#### Problem requirements:
Retype the records below word for word and omit any image.

======== Material provided ========

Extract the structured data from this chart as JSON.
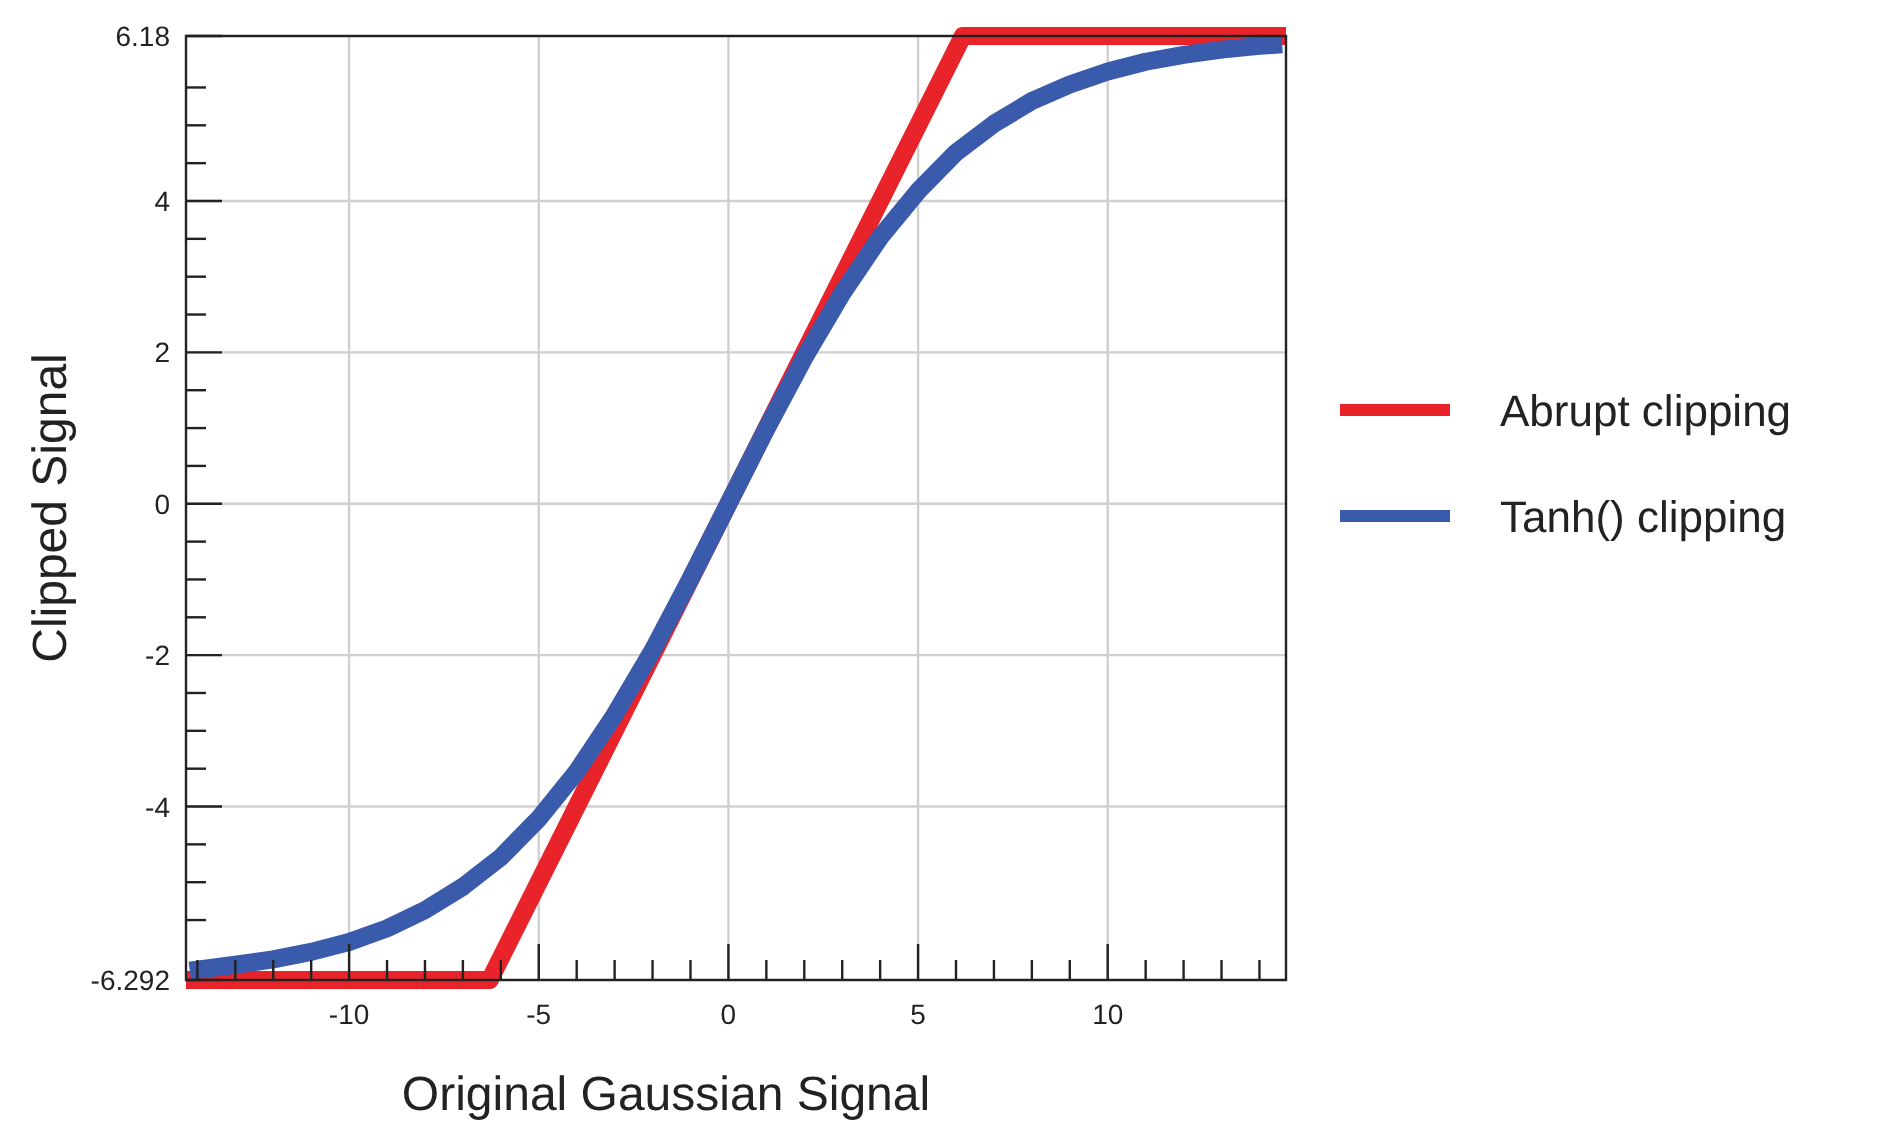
{
  "chart_data": {
    "type": "line",
    "xlabel": "Original Gaussian Signal",
    "ylabel": "Clipped Signal",
    "xlim": [
      -14.3,
      14.7
    ],
    "ylim": [
      -6.292,
      6.18
    ],
    "xticks": [
      {
        "value": -14,
        "label": null
      },
      {
        "value": -13,
        "label": null
      },
      {
        "value": -12,
        "label": null
      },
      {
        "value": -11,
        "label": null
      },
      -10,
      {
        "value": -9,
        "label": null
      },
      {
        "value": -8,
        "label": null
      },
      {
        "value": -7,
        "label": null
      },
      {
        "value": -6,
        "label": null
      },
      -5,
      {
        "value": -4,
        "label": null
      },
      {
        "value": -3,
        "label": null
      },
      {
        "value": -2,
        "label": null
      },
      {
        "value": -1,
        "label": null
      },
      0,
      {
        "value": 1,
        "label": null
      },
      {
        "value": 2,
        "label": null
      },
      {
        "value": 3,
        "label": null
      },
      {
        "value": 4,
        "label": null
      },
      5,
      {
        "value": 6,
        "label": null
      },
      {
        "value": 7,
        "label": null
      },
      {
        "value": 8,
        "label": null
      },
      {
        "value": 9,
        "label": null
      },
      10,
      {
        "value": 11,
        "label": null
      },
      {
        "value": 12,
        "label": null
      },
      {
        "value": 13,
        "label": null
      },
      {
        "value": 14,
        "label": null
      }
    ],
    "yticks": [
      -6.292,
      {
        "value": -5.5,
        "label": null
      },
      {
        "value": -5,
        "label": null
      },
      {
        "value": -4.5,
        "label": null
      },
      -4,
      {
        "value": -3.5,
        "label": null
      },
      {
        "value": -3,
        "label": null
      },
      {
        "value": -2.5,
        "label": null
      },
      -2,
      {
        "value": -1.5,
        "label": null
      },
      {
        "value": -1,
        "label": null
      },
      {
        "value": -0.5,
        "label": null
      },
      0,
      {
        "value": 0.5,
        "label": null
      },
      {
        "value": 1,
        "label": null
      },
      {
        "value": 1.5,
        "label": null
      },
      2,
      {
        "value": 2.5,
        "label": null
      },
      {
        "value": 3,
        "label": null
      },
      {
        "value": 3.5,
        "label": null
      },
      4,
      {
        "value": 4.5,
        "label": null
      },
      {
        "value": 5,
        "label": null
      },
      {
        "value": 5.5,
        "label": null
      },
      6.18
    ],
    "grid": true,
    "legend": "right",
    "marker": "none",
    "line_style": "solid",
    "series": [
      {
        "name": "Abrupt clipping",
        "color": "#e8232a",
        "x": [
          -14.3,
          -6.292,
          6.18,
          14.7
        ],
        "values": [
          -6.292,
          -6.292,
          6.18,
          6.18
        ]
      },
      {
        "name": "Tanh() clipping",
        "color": "#3a5aab",
        "x": [
          -14.2,
          -13,
          -12,
          -11,
          -10,
          -9,
          -8,
          -7,
          -6,
          -5,
          -4,
          -3,
          -2,
          -1,
          0,
          1,
          2,
          3,
          4,
          5,
          6,
          7,
          8,
          9,
          10,
          11,
          12,
          13,
          14,
          14.6
        ],
        "values": [
          -6.17,
          -6.09,
          -6.02,
          -5.92,
          -5.79,
          -5.61,
          -5.37,
          -5.06,
          -4.67,
          -4.16,
          -3.54,
          -2.79,
          -1.94,
          -0.99,
          0,
          0.99,
          1.93,
          2.78,
          3.52,
          4.13,
          4.64,
          5.02,
          5.32,
          5.54,
          5.71,
          5.84,
          5.93,
          6.0,
          6.05,
          6.07
        ]
      }
    ]
  }
}
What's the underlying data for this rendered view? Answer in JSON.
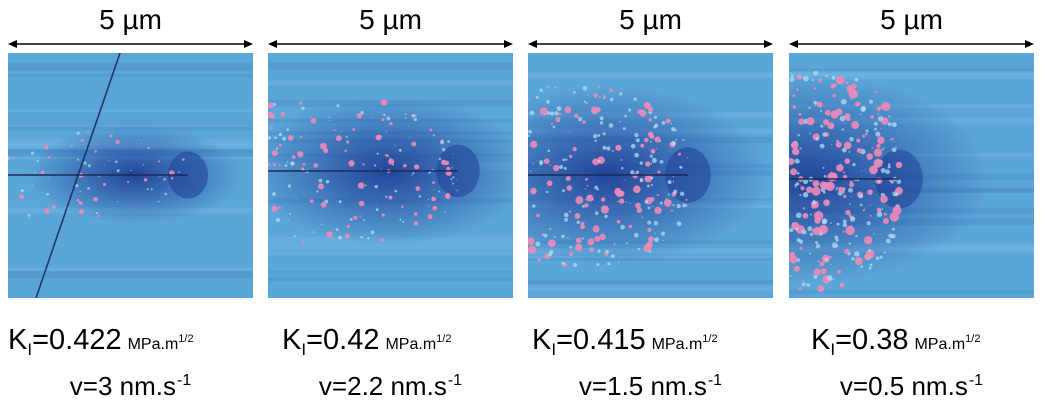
{
  "panels": [
    {
      "scale_label": "5 µm",
      "k_symbol": "K",
      "k_sub": "I",
      "k_value": "=0.422",
      "k_unit": "MPa.m",
      "k_unit_exp": "1/2",
      "v_text": "v=3 nm.s",
      "v_exp": "-1",
      "dot_count": 70,
      "dot_spread": 0.35,
      "dot_size": 2.2
    },
    {
      "scale_label": "5 µm",
      "k_symbol": "K",
      "k_sub": "I",
      "k_value": "=0.42",
      "k_unit": "MPa.m",
      "k_unit_exp": "1/2",
      "v_text": "v=2.2 nm.s",
      "v_exp": "-1",
      "dot_count": 170,
      "dot_spread": 0.62,
      "dot_size": 2.8
    },
    {
      "scale_label": "5 µm",
      "k_symbol": "K",
      "k_sub": "I",
      "k_value": "=0.415",
      "k_unit": "MPa.m",
      "k_unit_exp": "1/2",
      "v_text": "v=1.5 nm.s",
      "v_exp": "-1",
      "dot_count": 260,
      "dot_spread": 0.78,
      "dot_size": 3.6
    },
    {
      "scale_label": "5 µm",
      "k_symbol": "K",
      "k_sub": "I",
      "k_value": "=0.38",
      "k_unit": "MPa.m",
      "k_unit_exp": "1/2",
      "v_text": "v=0.5 nm.s",
      "v_exp": "-1",
      "dot_count": 300,
      "dot_spread": 0.95,
      "dot_size": 4.2
    }
  ],
  "colors": {
    "background": "#5ba6d8",
    "dark_zone": "#1f3f96",
    "droplet": "#f08ab8",
    "crack": "#1c2a5a"
  }
}
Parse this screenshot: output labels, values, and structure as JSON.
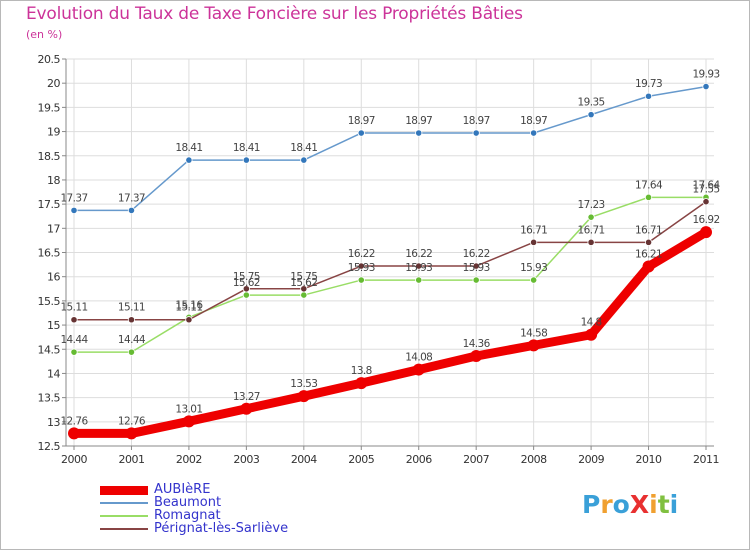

========

#### Worked solution:
Extract the structured data from this chart as JSON.
{
  "chart_data": {
    "type": "line",
    "xlabel": "Original Gaussian Signal",
    "ylabel": "Clipped Signal",
    "xlim": [
      -14.3,
      14.7
    ],
    "ylim": [
      -6.292,
      6.18
    ],
    "xticks": [
      {
        "value": -14,
        "label": null
      },
      {
        "value": -13,
        "label": null
      },
      {
        "value": -12,
        "label": null
      },
      {
        "value": -11,
        "label": null
      },
      -10,
      {
        "value": -9,
        "label": null
      },
      {
        "value": -8,
        "label": null
      },
      {
        "value": -7,
        "label": null
      },
      {
        "value": -6,
        "label": null
      },
      -5,
      {
        "value": -4,
        "label": null
      },
      {
        "value": -3,
        "label": null
      },
      {
        "value": -2,
        "label": null
      },
      {
        "value": -1,
        "label": null
      },
      0,
      {
        "value": 1,
        "label": null
      },
      {
        "value": 2,
        "label": null
      },
      {
        "value": 3,
        "label": null
      },
      {
        "value": 4,
        "label": null
      },
      5,
      {
        "value": 6,
        "label": null
      },
      {
        "value": 7,
        "label": null
      },
      {
        "value": 8,
        "label": null
      },
      {
        "value": 9,
        "label": null
      },
      10,
      {
        "value": 11,
        "label": null
      },
      {
        "value": 12,
        "label": null
      },
      {
        "value": 13,
        "label": null
      },
      {
        "value": 14,
        "label": null
      }
    ],
    "yticks": [
      -6.292,
      {
        "value": -5.5,
        "label": null
      },
      {
        "value": -5,
        "label": null
      },
      {
        "value": -4.5,
        "label": null
      },
      -4,
      {
        "value": -3.5,
        "label": null
      },
      {
        "value": -3,
        "label": null
      },
      {
        "value": -2.5,
        "label": null
      },
      -2,
      {
        "value": -1.5,
        "label": null
      },
      {
        "value": -1,
        "label": null
      },
      {
        "value": -0.5,
        "label": null
      },
      0,
      {
        "value": 0.5,
        "label": null
      },
      {
        "value": 1,
        "label": null
      },
      {
        "value": 1.5,
        "label": null
      },
      2,
      {
        "value": 2.5,
        "label": null
      },
      {
        "value": 3,
        "label": null
      },
      {
        "value": 3.5,
        "label": null
      },
      4,
      {
        "value": 4.5,
        "label": null
      },
      {
        "value": 5,
        "label": null
      },
      {
        "value": 5.5,
        "label": null
      },
      6.18
    ],
    "grid": true,
    "legend": "right",
    "marker": "none",
    "line_style": "solid",
    "series": [
      {
        "name": "Abrupt clipping",
        "color": "#e8232a",
        "x": [
          -14.3,
          -6.292,
          6.18,
          14.7
        ],
        "values": [
          -6.292,
          -6.292,
          6.18,
          6.18
        ]
      },
      {
        "name": "Tanh() clipping",
        "color": "#3a5aab",
        "x": [
          -14.2,
          -13,
          -12,
          -11,
          -10,
          -9,
          -8,
          -7,
          -6,
          -5,
          -4,
          -3,
          -2,
          -1,
          0,
          1,
          2,
          3,
          4,
          5,
          6,
          7,
          8,
          9,
          10,
          11,
          12,
          13,
          14,
          14.6
        ],
        "values": [
          -6.17,
          -6.09,
          -6.02,
          -5.92,
          -5.79,
          -5.61,
          -5.37,
          -5.06,
          -4.67,
          -4.16,
          -3.54,
          -2.79,
          -1.94,
          -0.99,
          0,
          0.99,
          1.93,
          2.78,
          3.52,
          4.13,
          4.64,
          5.02,
          5.32,
          5.54,
          5.71,
          5.84,
          5.93,
          6.0,
          6.05,
          6.07
        ]
      }
    ]
  }
}
What's the underlying data for this rendered view? Answer in JSON.
{
  "panels": [
    {
      "scale_label": "5 µm",
      "k_symbol": "K",
      "k_sub": "I",
      "k_value": "=0.422",
      "k_unit": "MPa.m",
      "k_unit_exp": "1/2",
      "v_text": "v=3 nm.s",
      "v_exp": "-1",
      "dot_count": 70,
      "dot_spread": 0.35,
      "dot_size": 2.2
    },
    {
      "scale_label": "5 µm",
      "k_symbol": "K",
      "k_sub": "I",
      "k_value": "=0.42",
      "k_unit": "MPa.m",
      "k_unit_exp": "1/2",
      "v_text": "v=2.2 nm.s",
      "v_exp": "-1",
      "dot_count": 170,
      "dot_spread": 0.62,
      "dot_size": 2.8
    },
    {
      "scale_label": "5 µm",
      "k_symbol": "K",
      "k_sub": "I",
      "k_value": "=0.415",
      "k_unit": "MPa.m",
      "k_unit_exp": "1/2",
      "v_text": "v=1.5 nm.s",
      "v_exp": "-1",
      "dot_count": 260,
      "dot_spread": 0.78,
      "dot_size": 3.6
    },
    {
      "scale_label": "5 µm",
      "k_symbol": "K",
      "k_sub": "I",
      "k_value": "=0.38",
      "k_unit": "MPa.m",
      "k_unit_exp": "1/2",
      "v_text": "v=0.5 nm.s",
      "v_exp": "-1",
      "dot_count": 300,
      "dot_spread": 0.95,
      "dot_size": 4.2
    }
  ],
  "colors": {
    "background": "#5ba6d8",
    "dark_zone": "#1f3f96",
    "droplet": "#f08ab8",
    "crack": "#1c2a5a"
  }
}
Parse this screenshot: output labels, values, and structure as JSON.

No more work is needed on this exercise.